Required task —
Reproduce the records below exactly as they appear.

--- Begin Task input ---

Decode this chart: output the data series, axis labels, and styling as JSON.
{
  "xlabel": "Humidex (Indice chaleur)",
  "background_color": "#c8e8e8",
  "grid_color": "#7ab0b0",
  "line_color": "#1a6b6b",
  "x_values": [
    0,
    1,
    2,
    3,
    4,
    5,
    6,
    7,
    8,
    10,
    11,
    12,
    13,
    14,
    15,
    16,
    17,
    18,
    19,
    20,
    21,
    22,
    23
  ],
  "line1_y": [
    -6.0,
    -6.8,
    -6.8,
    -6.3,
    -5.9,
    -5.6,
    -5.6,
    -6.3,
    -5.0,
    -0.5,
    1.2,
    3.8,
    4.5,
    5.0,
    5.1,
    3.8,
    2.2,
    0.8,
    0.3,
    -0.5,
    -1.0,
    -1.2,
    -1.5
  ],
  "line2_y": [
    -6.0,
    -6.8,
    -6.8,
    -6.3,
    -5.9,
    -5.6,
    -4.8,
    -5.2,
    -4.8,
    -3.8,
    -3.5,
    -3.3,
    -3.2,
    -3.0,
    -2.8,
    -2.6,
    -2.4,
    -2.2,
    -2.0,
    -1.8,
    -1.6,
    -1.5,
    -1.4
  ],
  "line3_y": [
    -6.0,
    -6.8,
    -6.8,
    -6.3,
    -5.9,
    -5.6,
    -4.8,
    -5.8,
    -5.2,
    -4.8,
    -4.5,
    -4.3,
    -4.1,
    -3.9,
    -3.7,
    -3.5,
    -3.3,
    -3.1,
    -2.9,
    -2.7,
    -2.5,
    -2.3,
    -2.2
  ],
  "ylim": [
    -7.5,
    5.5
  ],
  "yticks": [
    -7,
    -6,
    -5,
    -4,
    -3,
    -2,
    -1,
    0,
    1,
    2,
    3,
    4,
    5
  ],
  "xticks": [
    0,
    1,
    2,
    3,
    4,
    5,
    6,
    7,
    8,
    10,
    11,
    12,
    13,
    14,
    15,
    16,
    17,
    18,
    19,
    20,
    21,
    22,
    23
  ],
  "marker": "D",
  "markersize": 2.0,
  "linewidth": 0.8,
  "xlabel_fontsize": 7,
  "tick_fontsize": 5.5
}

--- End Task input ---

Result of this exercise —
Decode this chart: output the data series, axis labels, and styling as JSON.
{
  "xlabel": "Humidex (Indice chaleur)",
  "background_color": "#c8e8e8",
  "grid_color": "#7ab0b0",
  "line_color": "#1a6b6b",
  "x_values": [
    0,
    1,
    2,
    3,
    4,
    5,
    6,
    7,
    8,
    10,
    11,
    12,
    13,
    14,
    15,
    16,
    17,
    18,
    19,
    20,
    21,
    22,
    23
  ],
  "line1_y": [
    -6.0,
    -6.8,
    -6.8,
    -6.3,
    -5.9,
    -5.6,
    -5.6,
    -6.3,
    -5.0,
    -0.5,
    1.2,
    3.8,
    4.5,
    5.0,
    5.1,
    3.8,
    2.2,
    0.8,
    0.3,
    -0.5,
    -1.0,
    -1.2,
    -1.5
  ],
  "line2_y": [
    -6.0,
    -6.8,
    -6.8,
    -6.3,
    -5.9,
    -5.6,
    -4.8,
    -5.2,
    -4.8,
    -3.8,
    -3.5,
    -3.3,
    -3.2,
    -3.0,
    -2.8,
    -2.6,
    -2.4,
    -2.2,
    -2.0,
    -1.8,
    -1.6,
    -1.5,
    -1.4
  ],
  "line3_y": [
    -6.0,
    -6.8,
    -6.8,
    -6.3,
    -5.9,
    -5.6,
    -4.8,
    -5.8,
    -5.2,
    -4.8,
    -4.5,
    -4.3,
    -4.1,
    -3.9,
    -3.7,
    -3.5,
    -3.3,
    -3.1,
    -2.9,
    -2.7,
    -2.5,
    -2.3,
    -2.2
  ],
  "ylim": [
    -7.5,
    5.5
  ],
  "yticks": [
    -7,
    -6,
    -5,
    -4,
    -3,
    -2,
    -1,
    0,
    1,
    2,
    3,
    4,
    5
  ],
  "xticks": [
    0,
    1,
    2,
    3,
    4,
    5,
    6,
    7,
    8,
    10,
    11,
    12,
    13,
    14,
    15,
    16,
    17,
    18,
    19,
    20,
    21,
    22,
    23
  ],
  "marker": "D",
  "markersize": 2.0,
  "linewidth": 0.8,
  "xlabel_fontsize": 7,
  "tick_fontsize": 5.5
}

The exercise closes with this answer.